= What you will do =
All records should be reproduced verbatim.

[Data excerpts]
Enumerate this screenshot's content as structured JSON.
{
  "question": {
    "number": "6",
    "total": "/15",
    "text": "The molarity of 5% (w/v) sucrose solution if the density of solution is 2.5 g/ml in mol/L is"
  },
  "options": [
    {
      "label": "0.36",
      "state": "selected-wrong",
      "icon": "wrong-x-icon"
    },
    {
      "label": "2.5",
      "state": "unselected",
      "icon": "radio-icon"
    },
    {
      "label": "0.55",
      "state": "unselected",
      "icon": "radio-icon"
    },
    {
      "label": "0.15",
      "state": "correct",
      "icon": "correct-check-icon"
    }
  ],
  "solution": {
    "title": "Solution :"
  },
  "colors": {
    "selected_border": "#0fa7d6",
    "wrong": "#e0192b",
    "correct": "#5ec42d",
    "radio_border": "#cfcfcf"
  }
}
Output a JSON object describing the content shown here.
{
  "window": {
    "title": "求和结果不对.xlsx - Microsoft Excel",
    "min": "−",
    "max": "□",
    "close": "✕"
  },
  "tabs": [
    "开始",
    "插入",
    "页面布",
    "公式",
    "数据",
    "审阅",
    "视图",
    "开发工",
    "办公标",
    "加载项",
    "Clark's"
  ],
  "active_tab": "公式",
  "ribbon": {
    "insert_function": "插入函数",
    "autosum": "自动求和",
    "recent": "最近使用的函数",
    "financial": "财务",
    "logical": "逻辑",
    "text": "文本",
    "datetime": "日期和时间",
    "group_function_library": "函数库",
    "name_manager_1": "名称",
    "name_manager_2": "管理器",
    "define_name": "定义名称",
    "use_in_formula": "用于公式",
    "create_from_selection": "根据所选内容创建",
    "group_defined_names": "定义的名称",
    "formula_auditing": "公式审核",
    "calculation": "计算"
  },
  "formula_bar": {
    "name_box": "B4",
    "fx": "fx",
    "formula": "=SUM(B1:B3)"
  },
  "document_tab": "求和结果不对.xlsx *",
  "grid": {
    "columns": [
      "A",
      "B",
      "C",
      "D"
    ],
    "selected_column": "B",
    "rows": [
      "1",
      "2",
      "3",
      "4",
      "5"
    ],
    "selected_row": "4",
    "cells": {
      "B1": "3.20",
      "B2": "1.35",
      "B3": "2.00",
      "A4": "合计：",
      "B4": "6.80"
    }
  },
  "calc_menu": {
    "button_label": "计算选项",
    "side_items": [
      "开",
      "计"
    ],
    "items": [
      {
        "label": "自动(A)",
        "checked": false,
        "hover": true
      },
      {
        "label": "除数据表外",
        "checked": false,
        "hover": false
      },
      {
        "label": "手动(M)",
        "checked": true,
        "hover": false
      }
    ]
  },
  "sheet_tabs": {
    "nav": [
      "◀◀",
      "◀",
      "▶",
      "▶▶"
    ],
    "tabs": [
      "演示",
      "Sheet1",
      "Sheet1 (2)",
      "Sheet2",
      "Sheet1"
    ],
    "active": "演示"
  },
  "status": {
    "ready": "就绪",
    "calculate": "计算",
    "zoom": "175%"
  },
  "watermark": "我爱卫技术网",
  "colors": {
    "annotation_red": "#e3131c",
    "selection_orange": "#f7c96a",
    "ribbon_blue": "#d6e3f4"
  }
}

= Result of this exercise =
Enumerate this screenshot's content as structured JSON.
{
  "question": {
    "number": "6",
    "total": "/15",
    "text": "The molarity of 5% (w/v) sucrose solution if the density of solution is 2.5 g/ml in mol/L is"
  },
  "options": [
    {
      "label": "0.36",
      "state": "selected-wrong",
      "icon": "wrong-x-icon"
    },
    {
      "label": "2.5",
      "state": "unselected",
      "icon": "radio-icon"
    },
    {
      "label": "0.55",
      "state": "unselected",
      "icon": "radio-icon"
    },
    {
      "label": "0.15",
      "state": "correct",
      "icon": "correct-check-icon"
    }
  ],
  "solution": {
    "title": "Solution :"
  },
  "colors": {
    "selected_border": "#0fa7d6",
    "wrong": "#e0192b",
    "correct": "#5ec42d",
    "radio_border": "#cfcfcf"
  }
}
Output a JSON object describing the content shown here.
{
  "window": {
    "title": "求和结果不对.xlsx - Microsoft Excel",
    "min": "−",
    "max": "□",
    "close": "✕"
  },
  "tabs": [
    "开始",
    "插入",
    "页面布",
    "公式",
    "数据",
    "审阅",
    "视图",
    "开发工",
    "办公标",
    "加载项",
    "Clark's"
  ],
  "active_tab": "公式",
  "ribbon": {
    "insert_function": "插入函数",
    "autosum": "自动求和",
    "recent": "最近使用的函数",
    "financial": "财务",
    "logical": "逻辑",
    "text": "文本",
    "datetime": "日期和时间",
    "group_function_library": "函数库",
    "name_manager_1": "名称",
    "name_manager_2": "管理器",
    "define_name": "定义名称",
    "use_in_formula": "用于公式",
    "create_from_selection": "根据所选内容创建",
    "group_defined_names": "定义的名称",
    "formula_auditing": "公式审核",
    "calculation": "计算"
  },
  "formula_bar": {
    "name_box": "B4",
    "fx": "fx",
    "formula": "=SUM(B1:B3)"
  },
  "document_tab": "求和结果不对.xlsx *",
  "grid": {
    "columns": [
      "A",
      "B",
      "C",
      "D"
    ],
    "selected_column": "B",
    "rows": [
      "1",
      "2",
      "3",
      "4",
      "5"
    ],
    "selected_row": "4",
    "cells": {
      "B1": "3.20",
      "B2": "1.35",
      "B3": "2.00",
      "A4": "合计：",
      "B4": "6.80"
    }
  },
  "calc_menu": {
    "button_label": "计算选项",
    "side_items": [
      "开",
      "计"
    ],
    "items": [
      {
        "label": "自动(A)",
        "checked": false,
        "hover": true
      },
      {
        "label": "除数据表外",
        "checked": false,
        "hover": false
      },
      {
        "label": "手动(M)",
        "checked": true,
        "hover": false
      }
    ]
  },
  "sheet_tabs": {
    "nav": [
      "◀◀",
      "◀",
      "▶",
      "▶▶"
    ],
    "tabs": [
      "演示",
      "Sheet1",
      "Sheet1 (2)",
      "Sheet2",
      "Sheet1"
    ],
    "active": "演示"
  },
  "status": {
    "ready": "就绪",
    "calculate": "计算",
    "zoom": "175%"
  },
  "watermark": "我爱卫技术网",
  "colors": {
    "annotation_red": "#e3131c",
    "selection_orange": "#f7c96a",
    "ribbon_blue": "#d6e3f4"
  }
}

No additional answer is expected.